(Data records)
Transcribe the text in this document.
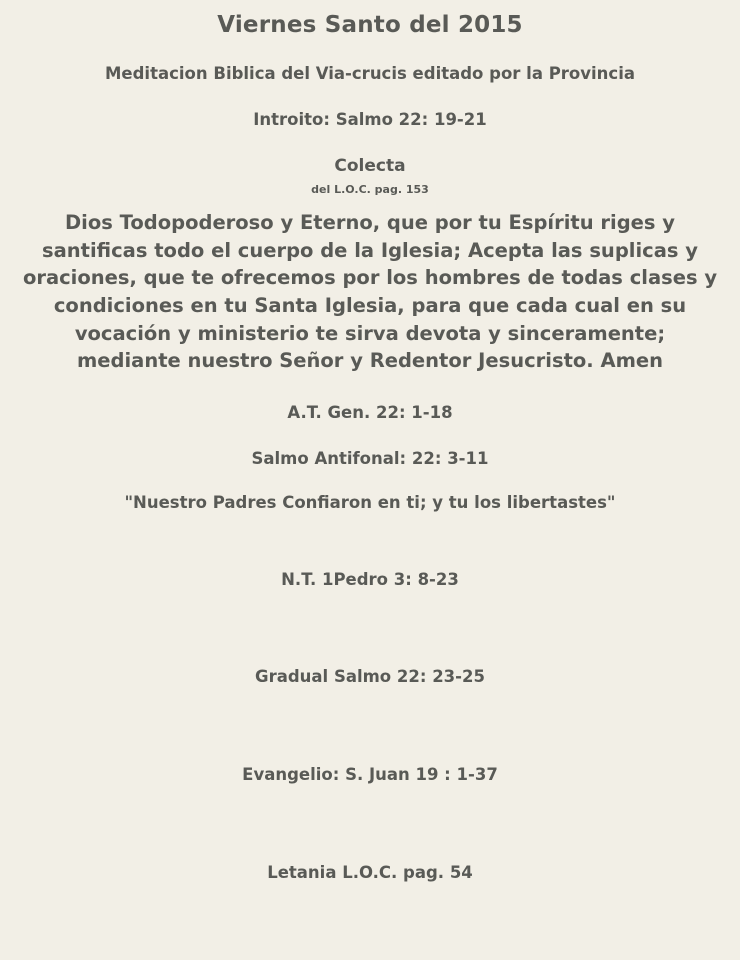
Viernes Santo del 2015
Meditacion Biblica del Via-crucis editado por la Provincia
Introito: Salmo 22: 19-21
Colecta
del L.O.C. pag. 153
Dios Todopoderoso y Eterno, que por tu Espíritu riges y santificas todo el cuerpo de la Iglesia; Acepta las suplicas y oraciones, que te ofrecemos por los hombres de todas clases y condiciones en tu Santa Iglesia, para que cada cual en su vocación y ministerio te sirva devota y sinceramente; mediante nuestro Señor y Redentor Jesucristo. Amen
A.T. Gen. 22: 1-18
Salmo Antifonal: 22: 3-11
"Nuestro Padres Confiaron en ti; y tu los libertastes"
N.T. 1Pedro 3: 8-23
Gradual Salmo 22: 23-25
Evangelio: S. Juan 19 : 1-37
Letania L.O.C. pag. 54
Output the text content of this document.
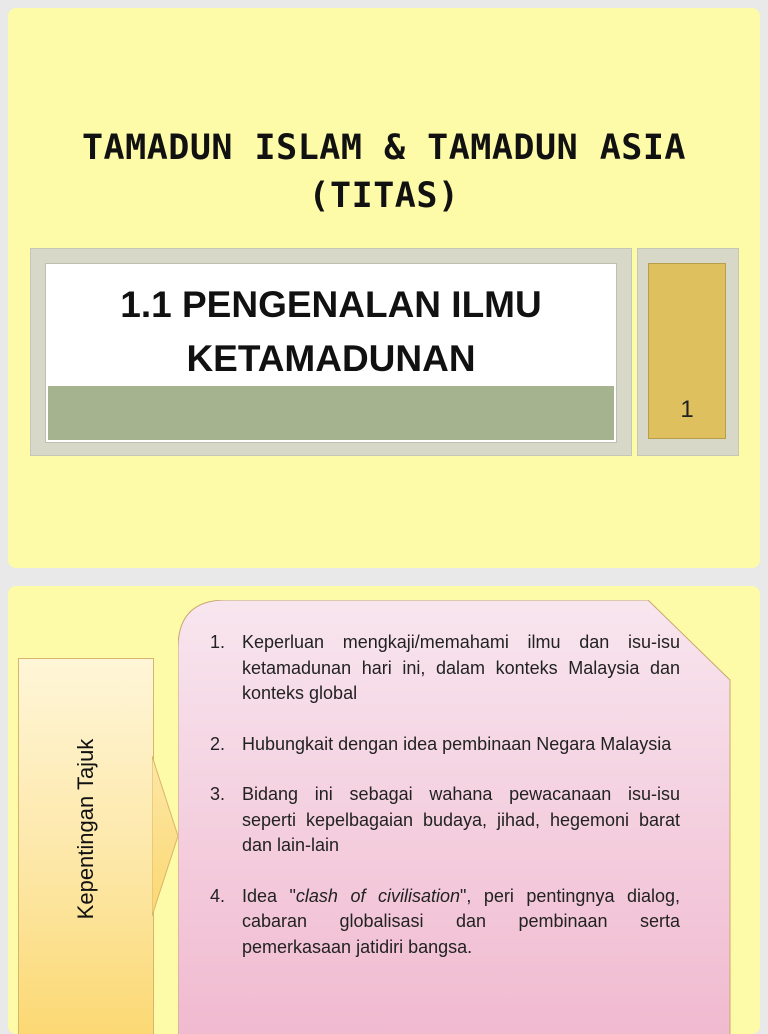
TAMADUN ISLAM & TAMADUN ASIA
(TITAS)
1.1 PENGENALAN ILMU
KETAMADUNAN
1
Kepentingan Tajuk
1. Keperluan mengkaji/memahami ilmu dan isu-isu ketamadunan hari ini, dalam konteks Malaysia dan konteks global
2. Hubungkait dengan idea pembinaan Negara Malaysia
3. Bidang ini sebagai wahana pewacanaan isu-isu seperti kepelbagaian budaya, jihad, hegemoni barat dan lain-lain
4. Idea "clash of civilisation", peri pentingnya dialog, cabaran globalisasi dan pembinaan serta pemerkasaan jatidiri bangsa.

• [AIM OF THE EXERCISE]:
All of the material above is to be copied exactly, except for its images.

• [FINAL RESULT]:
Transcribe the text in this document.
Viernes Santo del 2015
Meditacion Biblica del Via-crucis editado por la Provincia
Introito: Salmo 22: 19-21
Colecta
del L.O.C. pag. 153
Dios Todopoderoso y Eterno, que por tu Espíritu riges y santificas todo el cuerpo de la Iglesia; Acepta las suplicas y oraciones, que te ofrecemos por los hombres de todas clases y condiciones en tu Santa Iglesia, para que cada cual en su vocación y ministerio te sirva devota y sinceramente; mediante nuestro Señor y Redentor Jesucristo. Amen
A.T. Gen. 22: 1-18
Salmo Antifonal: 22: 3-11
"Nuestro Padres Confiaron en ti; y tu los libertastes"
N.T. 1Pedro 3: 8-23
Gradual Salmo 22: 23-25
Evangelio: S. Juan 19 : 1-37
Letania L.O.C. pag. 54
Output the text content of this document.
TAMADUN ISLAM & TAMADUN ASIA
(TITAS)
1.1 PENGENALAN ILMU
KETAMADUNAN
1
Kepentingan Tajuk
1. Keperluan mengkaji/memahami ilmu dan isu-isu ketamadunan hari ini, dalam konteks Malaysia dan konteks global
2. Hubungkait dengan idea pembinaan Negara Malaysia
3. Bidang ini sebagai wahana pewacanaan isu-isu seperti kepelbagaian budaya, jihad, hegemoni barat dan lain-lain
4. Idea "clash of civilisation", peri pentingnya dialog, cabaran globalisasi dan pembinaan serta pemerkasaan jatidiri bangsa.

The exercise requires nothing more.